> _What you need to do_: Can you quote the records below in full, word for word?

> _Dataset records_:
════════════════

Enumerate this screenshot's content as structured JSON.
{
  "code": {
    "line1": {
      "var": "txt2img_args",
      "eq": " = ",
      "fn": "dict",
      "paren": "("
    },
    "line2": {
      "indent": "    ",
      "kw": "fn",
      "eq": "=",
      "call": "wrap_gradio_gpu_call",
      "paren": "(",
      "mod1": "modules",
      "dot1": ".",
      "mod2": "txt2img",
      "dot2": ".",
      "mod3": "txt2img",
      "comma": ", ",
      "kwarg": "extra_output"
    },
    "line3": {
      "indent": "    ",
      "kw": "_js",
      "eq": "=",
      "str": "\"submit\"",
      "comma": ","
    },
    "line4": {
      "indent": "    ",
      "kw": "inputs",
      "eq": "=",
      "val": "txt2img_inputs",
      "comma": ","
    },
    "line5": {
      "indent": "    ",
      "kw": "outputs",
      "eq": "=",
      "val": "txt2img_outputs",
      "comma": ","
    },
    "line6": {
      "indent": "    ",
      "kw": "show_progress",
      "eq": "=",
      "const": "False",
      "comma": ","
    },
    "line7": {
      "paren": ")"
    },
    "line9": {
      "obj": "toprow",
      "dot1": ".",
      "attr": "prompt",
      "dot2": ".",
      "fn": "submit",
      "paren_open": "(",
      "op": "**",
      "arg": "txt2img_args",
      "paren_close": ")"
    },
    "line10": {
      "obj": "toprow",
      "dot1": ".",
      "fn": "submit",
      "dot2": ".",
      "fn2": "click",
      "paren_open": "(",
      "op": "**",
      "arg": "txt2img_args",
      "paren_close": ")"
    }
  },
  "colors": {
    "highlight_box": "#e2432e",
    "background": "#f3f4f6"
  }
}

════════════════

> _Result of this exercise_:
Enumerate this screenshot's content as structured JSON.
{
  "code": {
    "line1": {
      "var": "txt2img_args",
      "eq": " = ",
      "fn": "dict",
      "paren": "("
    },
    "line2": {
      "indent": "    ",
      "kw": "fn",
      "eq": "=",
      "call": "wrap_gradio_gpu_call",
      "paren": "(",
      "mod1": "modules",
      "dot1": ".",
      "mod2": "txt2img",
      "dot2": ".",
      "mod3": "txt2img",
      "comma": ", ",
      "kwarg": "extra_output"
    },
    "line3": {
      "indent": "    ",
      "kw": "_js",
      "eq": "=",
      "str": "\"submit\"",
      "comma": ","
    },
    "line4": {
      "indent": "    ",
      "kw": "inputs",
      "eq": "=",
      "val": "txt2img_inputs",
      "comma": ","
    },
    "line5": {
      "indent": "    ",
      "kw": "outputs",
      "eq": "=",
      "val": "txt2img_outputs",
      "comma": ","
    },
    "line6": {
      "indent": "    ",
      "kw": "show_progress",
      "eq": "=",
      "const": "False",
      "comma": ","
    },
    "line7": {
      "paren": ")"
    },
    "line9": {
      "obj": "toprow",
      "dot1": ".",
      "attr": "prompt",
      "dot2": ".",
      "fn": "submit",
      "paren_open": "(",
      "op": "**",
      "arg": "txt2img_args",
      "paren_close": ")"
    },
    "line10": {
      "obj": "toprow",
      "dot1": ".",
      "fn": "submit",
      "dot2": ".",
      "fn2": "click",
      "paren_open": "(",
      "op": "**",
      "arg": "txt2img_args",
      "paren_close": ")"
    }
  },
  "colors": {
    "highlight_box": "#e2432e",
    "background": "#f3f4f6"
  }
}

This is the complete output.